**Objetivo A**
No texto sobre governança de processos, transforme em lista o parágrafo que começa com "O mapa estratégico contendo os objetivos para o ano de 2017". Mantenha os fatos principais.

**Documento de origem**

════

Deste método tradicional, cabe destacar a desconexão absoluta entre as iniciativas de melhoria
e os objetivos definidos no mapa estratégico, tornando evidente que as primeiras não são
orientadas pela estratégia do negócio.
O mapa estratégico contendo os objetivos para o ano de 2017 refletiu os principais problemas
que a empresa vinha enfrentando no último biênio: custo elevado com estoque, altas taxas de
devolução de peças, baixa assertividade na previsão de demanda e queda no faturamento.
Com exceção do último, consequência da crise que assola o país, todos os problemas tem
como causa-raiz a ineficiência em processos e a falta de foco da gestão nas expectativas dos
clientes. Este entendimento resultou na criação de um objetivo estratégico que motivasse a
transição gradativa do modelo de gestão funcional para o modelo de gestão com foco em
processos.
Fundamentado em conhecimentos acerca de gestão por processos, o comitê multifuncional
designado para a apresentação da proposta estabeleceu um cronograma para o planejamento,
estruturação e implantação da governança de processos. As fases e entregas do projeto podem
ser visualizadas na Figura 9:
Figura 9 – Projeto de implantação da governança de processos na empresa H
Fonte: Autor
4. Fase zero - Planejamento
A fase de planejamento, chamada fase zero por não apresentar entregas palpáveis (fins), mas a
formalização do próprio projeto, estabeleceu diretrizes para a condução da governança de
processos. Com base em modelos praticados pelo mercado e coletados através de
benchmarking, o comitê definiu três elementos-chave na configuração da governança de
processos: projetos, indicadores e estratégia.
Dada a maturidade do Sistema de Gestão da Qualidade (SGQ) na condução de trabalhos de
modelagem e padronização de processos funcionais, geralmente a nível de atividade ou tarefa,
decidiu-se que esta seria a primeira prática a ser alterada. Assim, a implantação da governança
de processos partiria do princípio de que é necessário abandonar o viés documental e evoluir,
gradativamente, para um modelo de gestão pautado na condução de projetos de impacto
estratégico. Três diretrizes conduziriam a gestão de projetos:
a) O ativo a ser transformado em um projeto não deve ser uma unidade ou sistema, mas o
processo;
b) A ideia de melhoria não deve focar apenas na otimização dos fluxos, mas também em
sistemas, regras de negócio, organização, pessoas e experiência do cliente;
c) O projeto não deve focar em implementar somente a transformação, mas capacitar os
gestores para sustentá-la.

════

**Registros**
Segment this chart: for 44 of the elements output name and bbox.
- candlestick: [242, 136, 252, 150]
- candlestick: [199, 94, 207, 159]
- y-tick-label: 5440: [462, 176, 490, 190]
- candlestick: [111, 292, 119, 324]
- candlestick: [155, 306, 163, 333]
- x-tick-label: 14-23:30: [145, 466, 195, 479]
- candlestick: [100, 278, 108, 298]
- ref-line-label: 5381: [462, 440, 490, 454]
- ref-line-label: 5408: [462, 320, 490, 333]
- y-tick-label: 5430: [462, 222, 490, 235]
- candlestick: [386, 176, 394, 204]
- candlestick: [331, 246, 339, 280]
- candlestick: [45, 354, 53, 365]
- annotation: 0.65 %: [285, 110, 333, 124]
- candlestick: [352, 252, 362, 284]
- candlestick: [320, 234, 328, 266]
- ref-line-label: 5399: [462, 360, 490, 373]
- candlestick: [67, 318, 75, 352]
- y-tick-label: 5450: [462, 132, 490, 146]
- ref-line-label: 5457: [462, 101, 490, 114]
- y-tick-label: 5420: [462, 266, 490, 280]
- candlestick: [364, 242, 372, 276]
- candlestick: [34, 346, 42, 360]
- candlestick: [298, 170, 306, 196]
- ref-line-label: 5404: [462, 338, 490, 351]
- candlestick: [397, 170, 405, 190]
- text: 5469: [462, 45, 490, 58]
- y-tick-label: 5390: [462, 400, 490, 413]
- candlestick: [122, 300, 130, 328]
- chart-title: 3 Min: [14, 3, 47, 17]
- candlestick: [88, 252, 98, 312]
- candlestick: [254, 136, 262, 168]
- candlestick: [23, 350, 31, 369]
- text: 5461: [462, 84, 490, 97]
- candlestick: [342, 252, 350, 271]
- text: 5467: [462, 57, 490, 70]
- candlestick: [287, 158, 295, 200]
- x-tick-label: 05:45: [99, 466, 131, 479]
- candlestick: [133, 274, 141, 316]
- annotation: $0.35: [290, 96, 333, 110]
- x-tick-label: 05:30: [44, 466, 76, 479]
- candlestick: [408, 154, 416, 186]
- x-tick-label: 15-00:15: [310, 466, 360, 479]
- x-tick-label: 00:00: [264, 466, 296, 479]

════

**Objetivo B**
Repita sem alterações as linhas, começando pela primeira delas e seguindo até a que contém "- candlestick: [155, 306, 163, 333]", inclusive.

**Resposta A**
- O mapa estratégico com os objetivos de 2017 refletiu os principais problemas da empresa no último biênio: custo elevado com estoque, altas taxas de devolução de peças, baixa assertividade na previsão de demanda e queda no faturamento.
- A queda no faturamento decorre da crise que assola o país. Os demais problemas têm como causa-raiz a ineficiência em processos e a falta de foco da gestão nas expectativas dos clientes.
- Esse entendimento levou à criação de um objetivo estratégico para motivar a transição gradativa da gestão funcional para a gestão com foco em processos.

**Resposta B**
Segment this chart: for 44 of the elements output name and bbox.
- candlestick: [242, 136, 252, 150]
- candlestick: [199, 94, 207, 159]
- y-tick-label: 5440: [462, 176, 490, 190]
- candlestick: [111, 292, 119, 324]
- candlestick: [155, 306, 163, 333]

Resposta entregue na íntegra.